(THE EXERCISE) Reproduce all lines of the listing below in which the word "JSON" occurs.

(Records about charts and figures)

++++++

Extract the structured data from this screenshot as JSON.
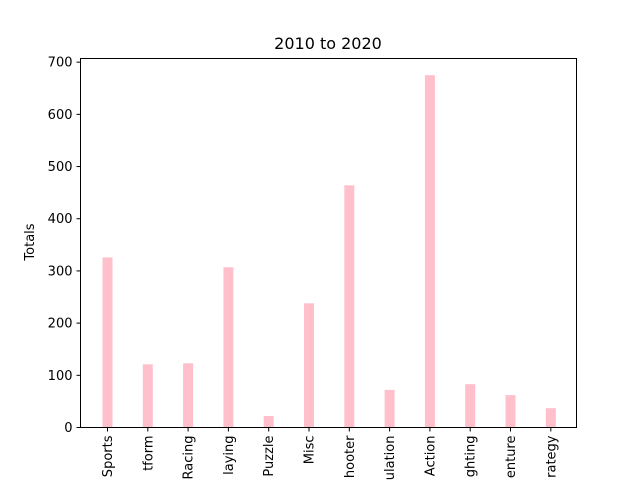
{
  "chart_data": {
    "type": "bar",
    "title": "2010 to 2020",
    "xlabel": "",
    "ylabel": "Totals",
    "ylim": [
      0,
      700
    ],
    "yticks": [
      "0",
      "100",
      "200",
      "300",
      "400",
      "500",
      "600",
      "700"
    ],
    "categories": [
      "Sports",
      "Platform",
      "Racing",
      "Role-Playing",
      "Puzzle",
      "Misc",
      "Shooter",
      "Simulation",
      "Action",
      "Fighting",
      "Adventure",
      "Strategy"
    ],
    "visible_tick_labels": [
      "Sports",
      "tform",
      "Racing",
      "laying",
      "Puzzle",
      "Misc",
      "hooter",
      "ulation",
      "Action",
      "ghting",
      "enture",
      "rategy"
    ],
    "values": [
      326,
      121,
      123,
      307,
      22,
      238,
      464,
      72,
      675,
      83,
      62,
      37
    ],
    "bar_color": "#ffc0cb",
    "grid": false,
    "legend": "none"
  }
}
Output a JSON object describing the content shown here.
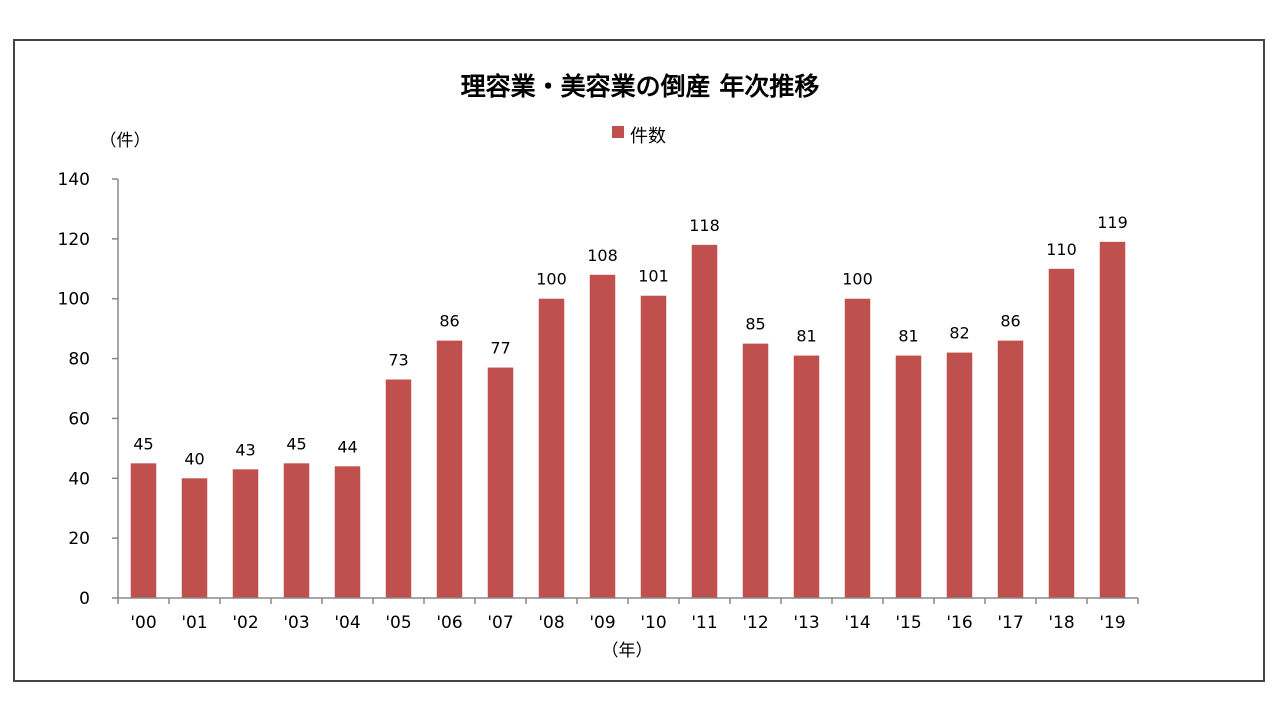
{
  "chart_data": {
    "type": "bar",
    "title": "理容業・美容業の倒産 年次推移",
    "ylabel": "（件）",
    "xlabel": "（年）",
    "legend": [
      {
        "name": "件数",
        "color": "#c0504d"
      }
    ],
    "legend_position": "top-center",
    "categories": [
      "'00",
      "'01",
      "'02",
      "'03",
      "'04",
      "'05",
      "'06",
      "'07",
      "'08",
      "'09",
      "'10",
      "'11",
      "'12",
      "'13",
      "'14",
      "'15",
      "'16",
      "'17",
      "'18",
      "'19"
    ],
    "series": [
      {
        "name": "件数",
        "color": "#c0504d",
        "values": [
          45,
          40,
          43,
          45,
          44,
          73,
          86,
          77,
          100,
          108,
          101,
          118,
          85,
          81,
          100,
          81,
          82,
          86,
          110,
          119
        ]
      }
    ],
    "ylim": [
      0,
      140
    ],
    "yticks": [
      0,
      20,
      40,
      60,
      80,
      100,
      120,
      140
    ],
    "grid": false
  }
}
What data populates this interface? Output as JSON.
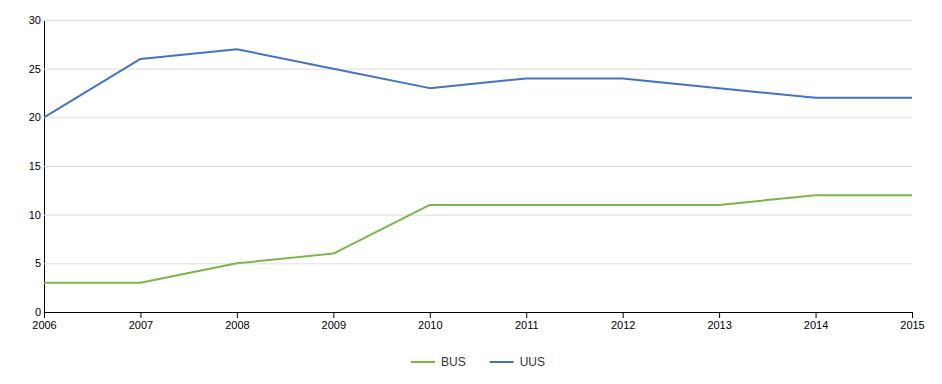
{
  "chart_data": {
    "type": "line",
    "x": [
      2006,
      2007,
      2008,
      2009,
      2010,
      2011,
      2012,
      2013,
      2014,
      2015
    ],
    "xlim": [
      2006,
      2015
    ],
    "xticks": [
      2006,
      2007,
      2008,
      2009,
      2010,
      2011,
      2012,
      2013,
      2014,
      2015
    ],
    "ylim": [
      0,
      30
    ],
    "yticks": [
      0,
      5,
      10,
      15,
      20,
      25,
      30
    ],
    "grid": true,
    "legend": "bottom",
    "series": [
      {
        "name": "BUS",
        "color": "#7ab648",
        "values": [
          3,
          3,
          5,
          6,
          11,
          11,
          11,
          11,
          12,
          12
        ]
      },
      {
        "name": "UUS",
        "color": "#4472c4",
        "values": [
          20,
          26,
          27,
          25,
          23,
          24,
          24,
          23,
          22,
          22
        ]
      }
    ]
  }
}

++++++

(ANSWER IN FULL)
Extract the structured data from this screenshot as JSON.
Output a JSON object describing the content shown here.
What data populates this interface? Output as JSON.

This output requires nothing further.